**PROBLEM TO WORK ON:** Below are entries. Pull out all lines containing "value".

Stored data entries
- - - - - - -
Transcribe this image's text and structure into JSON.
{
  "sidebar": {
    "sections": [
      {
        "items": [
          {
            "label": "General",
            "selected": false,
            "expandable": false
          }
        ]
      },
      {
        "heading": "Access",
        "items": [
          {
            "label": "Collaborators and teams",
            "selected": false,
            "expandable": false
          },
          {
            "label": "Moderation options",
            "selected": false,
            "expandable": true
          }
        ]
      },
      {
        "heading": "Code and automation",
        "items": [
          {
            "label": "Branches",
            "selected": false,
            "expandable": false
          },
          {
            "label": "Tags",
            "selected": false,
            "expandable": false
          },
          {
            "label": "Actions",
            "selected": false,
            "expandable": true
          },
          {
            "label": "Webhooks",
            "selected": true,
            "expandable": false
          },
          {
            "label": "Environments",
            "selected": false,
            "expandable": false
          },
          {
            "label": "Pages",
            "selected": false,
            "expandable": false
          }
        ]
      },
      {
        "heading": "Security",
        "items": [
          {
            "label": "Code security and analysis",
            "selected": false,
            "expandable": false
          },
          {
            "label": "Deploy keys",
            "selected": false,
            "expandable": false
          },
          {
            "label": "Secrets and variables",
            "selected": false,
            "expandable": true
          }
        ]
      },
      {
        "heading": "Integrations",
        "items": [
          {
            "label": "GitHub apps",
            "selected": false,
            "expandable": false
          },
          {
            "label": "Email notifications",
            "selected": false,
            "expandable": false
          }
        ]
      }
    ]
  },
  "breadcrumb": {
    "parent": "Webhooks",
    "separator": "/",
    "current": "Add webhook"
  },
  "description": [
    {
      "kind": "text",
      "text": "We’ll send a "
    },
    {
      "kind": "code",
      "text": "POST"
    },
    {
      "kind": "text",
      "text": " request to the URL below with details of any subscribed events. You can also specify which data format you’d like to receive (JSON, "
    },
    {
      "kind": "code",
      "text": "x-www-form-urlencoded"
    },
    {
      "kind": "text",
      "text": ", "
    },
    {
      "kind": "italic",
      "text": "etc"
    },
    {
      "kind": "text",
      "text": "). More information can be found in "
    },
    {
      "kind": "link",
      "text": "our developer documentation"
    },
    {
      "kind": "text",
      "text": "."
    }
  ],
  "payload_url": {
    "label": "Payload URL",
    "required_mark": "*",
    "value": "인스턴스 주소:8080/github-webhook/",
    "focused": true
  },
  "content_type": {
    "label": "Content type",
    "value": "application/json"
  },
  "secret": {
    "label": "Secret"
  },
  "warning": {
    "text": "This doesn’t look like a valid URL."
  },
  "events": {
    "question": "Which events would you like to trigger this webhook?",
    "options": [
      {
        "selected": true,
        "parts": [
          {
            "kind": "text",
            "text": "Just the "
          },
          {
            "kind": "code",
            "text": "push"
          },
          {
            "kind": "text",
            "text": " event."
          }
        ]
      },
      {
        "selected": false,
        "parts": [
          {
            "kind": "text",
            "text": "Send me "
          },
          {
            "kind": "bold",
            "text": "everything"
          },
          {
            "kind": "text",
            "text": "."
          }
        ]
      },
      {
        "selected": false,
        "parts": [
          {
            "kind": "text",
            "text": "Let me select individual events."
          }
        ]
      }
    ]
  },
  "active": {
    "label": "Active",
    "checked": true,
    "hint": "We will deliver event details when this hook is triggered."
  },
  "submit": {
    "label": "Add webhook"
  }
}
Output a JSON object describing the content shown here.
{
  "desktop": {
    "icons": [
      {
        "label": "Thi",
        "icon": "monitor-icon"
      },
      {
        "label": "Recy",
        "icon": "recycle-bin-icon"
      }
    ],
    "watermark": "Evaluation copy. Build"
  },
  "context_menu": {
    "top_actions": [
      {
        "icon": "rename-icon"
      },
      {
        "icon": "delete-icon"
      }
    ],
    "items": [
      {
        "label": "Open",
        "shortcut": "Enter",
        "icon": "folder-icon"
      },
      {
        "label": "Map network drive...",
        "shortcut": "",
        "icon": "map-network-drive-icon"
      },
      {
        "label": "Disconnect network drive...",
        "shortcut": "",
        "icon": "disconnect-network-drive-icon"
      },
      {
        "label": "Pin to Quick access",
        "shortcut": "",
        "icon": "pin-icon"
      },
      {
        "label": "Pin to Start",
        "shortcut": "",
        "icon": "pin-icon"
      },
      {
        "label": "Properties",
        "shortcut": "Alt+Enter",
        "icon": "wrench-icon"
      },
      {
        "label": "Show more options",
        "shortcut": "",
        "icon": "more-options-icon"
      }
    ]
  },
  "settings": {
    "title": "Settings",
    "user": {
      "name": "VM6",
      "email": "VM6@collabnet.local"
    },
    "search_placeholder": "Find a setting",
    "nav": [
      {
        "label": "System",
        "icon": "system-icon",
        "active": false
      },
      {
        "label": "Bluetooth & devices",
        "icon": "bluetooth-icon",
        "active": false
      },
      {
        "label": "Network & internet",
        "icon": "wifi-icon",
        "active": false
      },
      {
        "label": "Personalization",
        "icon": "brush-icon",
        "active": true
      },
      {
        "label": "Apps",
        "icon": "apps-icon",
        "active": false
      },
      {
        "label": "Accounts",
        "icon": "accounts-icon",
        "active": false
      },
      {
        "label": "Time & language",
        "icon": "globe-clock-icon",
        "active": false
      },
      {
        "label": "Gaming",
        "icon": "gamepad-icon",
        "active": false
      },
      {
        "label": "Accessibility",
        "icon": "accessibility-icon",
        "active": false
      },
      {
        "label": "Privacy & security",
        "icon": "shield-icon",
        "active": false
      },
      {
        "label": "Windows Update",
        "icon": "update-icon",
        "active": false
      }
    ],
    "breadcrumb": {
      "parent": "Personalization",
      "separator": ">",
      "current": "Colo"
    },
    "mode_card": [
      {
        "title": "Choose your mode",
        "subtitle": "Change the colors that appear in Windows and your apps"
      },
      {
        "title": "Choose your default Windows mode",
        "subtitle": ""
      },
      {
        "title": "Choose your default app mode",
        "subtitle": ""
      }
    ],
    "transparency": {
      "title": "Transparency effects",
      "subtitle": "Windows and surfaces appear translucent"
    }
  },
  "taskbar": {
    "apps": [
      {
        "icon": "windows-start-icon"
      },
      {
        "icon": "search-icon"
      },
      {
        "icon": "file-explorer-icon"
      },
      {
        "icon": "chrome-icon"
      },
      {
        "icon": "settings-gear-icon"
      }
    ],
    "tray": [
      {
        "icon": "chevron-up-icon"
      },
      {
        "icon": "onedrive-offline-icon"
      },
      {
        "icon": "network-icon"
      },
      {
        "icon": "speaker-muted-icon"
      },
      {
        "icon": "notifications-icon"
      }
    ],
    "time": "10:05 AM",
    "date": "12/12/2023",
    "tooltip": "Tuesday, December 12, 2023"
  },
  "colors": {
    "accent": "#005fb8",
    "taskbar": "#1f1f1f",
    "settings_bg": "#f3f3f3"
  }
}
- - - - - - -
**WRITTEN SOLUTION:**
    "value": "인스턴스 주소:8080/github-webhook/",
    "value": "application/json"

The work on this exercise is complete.